→ Exercise:
Gather each line of the entries below that includes "Beispiel".

[begin Exercise data]

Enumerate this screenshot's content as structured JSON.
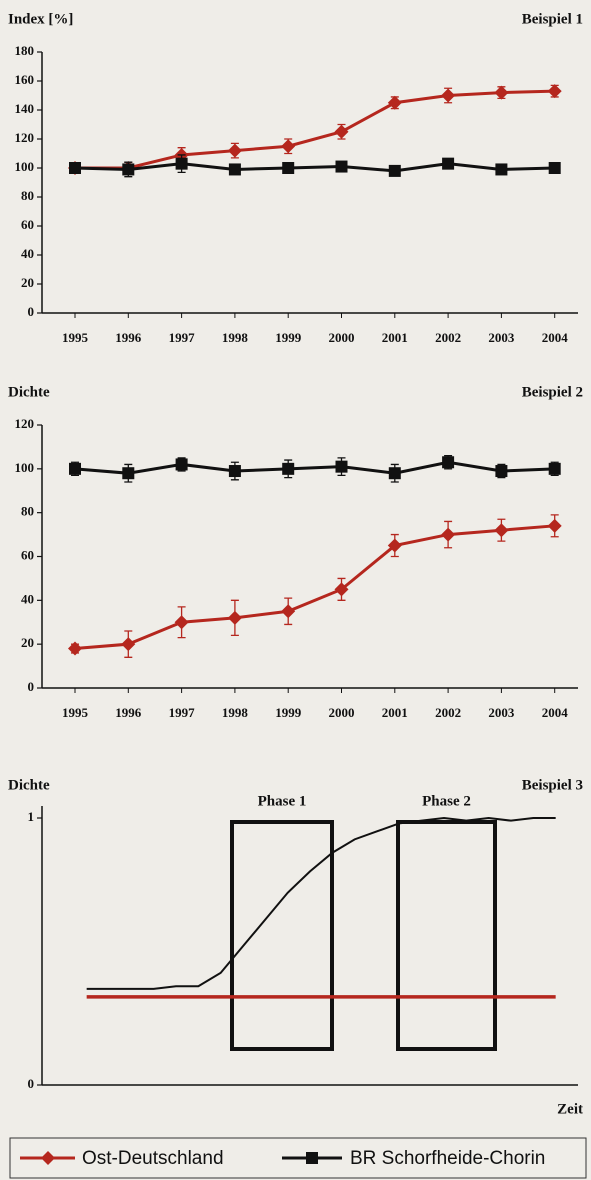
{
  "chart_data": [
    {
      "type": "line",
      "title": "Index [%]",
      "subtitle": "Beispiel 1",
      "categories": [
        "1995",
        "1996",
        "1997",
        "1998",
        "1999",
        "2000",
        "2001",
        "2002",
        "2003",
        "2004"
      ],
      "ylim": [
        0,
        180
      ],
      "yticks": [
        0,
        20,
        40,
        60,
        80,
        100,
        120,
        140,
        160,
        180
      ],
      "series": [
        {
          "name": "Ost-Deutschland",
          "color": "#b5271e",
          "marker": "diamond",
          "values": [
            100,
            100,
            109,
            112,
            115,
            125,
            145,
            150,
            152,
            153
          ],
          "errors": [
            0,
            4,
            5,
            5,
            5,
            5,
            4,
            5,
            4,
            4
          ]
        },
        {
          "name": "BR Schorfheide-Chorin",
          "color": "#111111",
          "marker": "square",
          "values": [
            100,
            99,
            103,
            99,
            100,
            101,
            98,
            103,
            99,
            100
          ],
          "errors": [
            3,
            5,
            6,
            3,
            3,
            3,
            3,
            3,
            3,
            3
          ]
        }
      ]
    },
    {
      "type": "line",
      "title": "Dichte",
      "subtitle": "Beispiel 2",
      "categories": [
        "1995",
        "1996",
        "1997",
        "1998",
        "1999",
        "2000",
        "2001",
        "2002",
        "2003",
        "2004"
      ],
      "ylim": [
        0,
        120
      ],
      "yticks": [
        0,
        20,
        40,
        60,
        80,
        100,
        120
      ],
      "series": [
        {
          "color": "#b5271e",
          "marker": "diamond",
          "values": [
            18,
            20,
            30,
            32,
            35,
            45,
            65,
            70,
            72,
            74
          ],
          "errors": [
            2,
            6,
            7,
            8,
            6,
            5,
            5,
            6,
            5,
            5
          ]
        },
        {
          "color": "#111111",
          "marker": "square",
          "values": [
            100,
            98,
            102,
            99,
            100,
            101,
            98,
            103,
            99,
            100
          ],
          "errors": [
            3,
            4,
            3,
            4,
            4,
            4,
            4,
            3,
            3,
            3
          ]
        }
      ]
    },
    {
      "type": "curve",
      "title": "Dichte",
      "subtitle": "Beispiel 3",
      "xlabel": "Zeit",
      "phases": [
        "Phase 1",
        "Phase 2"
      ],
      "x": [
        0,
        1,
        2,
        3,
        4,
        5,
        6,
        7,
        8,
        9,
        10,
        11,
        12,
        13,
        14,
        15,
        16,
        17,
        18,
        19,
        20,
        21
      ],
      "xlim": [
        -2,
        22
      ],
      "ylim": [
        0,
        1
      ],
      "yticks": [
        0,
        1
      ],
      "series": [
        {
          "color": "#b5271e",
          "values": [
            0.33,
            0.33,
            0.33,
            0.33,
            0.33,
            0.33,
            0.33,
            0.33,
            0.33,
            0.33,
            0.33,
            0.33,
            0.33,
            0.33,
            0.33,
            0.33,
            0.33,
            0.33,
            0.33,
            0.33,
            0.33,
            0.33
          ]
        },
        {
          "color": "#111111",
          "values": [
            0.36,
            0.36,
            0.36,
            0.36,
            0.37,
            0.37,
            0.42,
            0.52,
            0.62,
            0.72,
            0.8,
            0.87,
            0.92,
            0.95,
            0.98,
            0.99,
            1,
            0.99,
            1,
            0.99,
            1,
            1
          ]
        }
      ]
    }
  ]
}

[end Exercise data]

→ Response to the exercise:
      "subtitle": "Beispiel 1",
      "subtitle": "Beispiel 2",
      "subtitle": "Beispiel 3",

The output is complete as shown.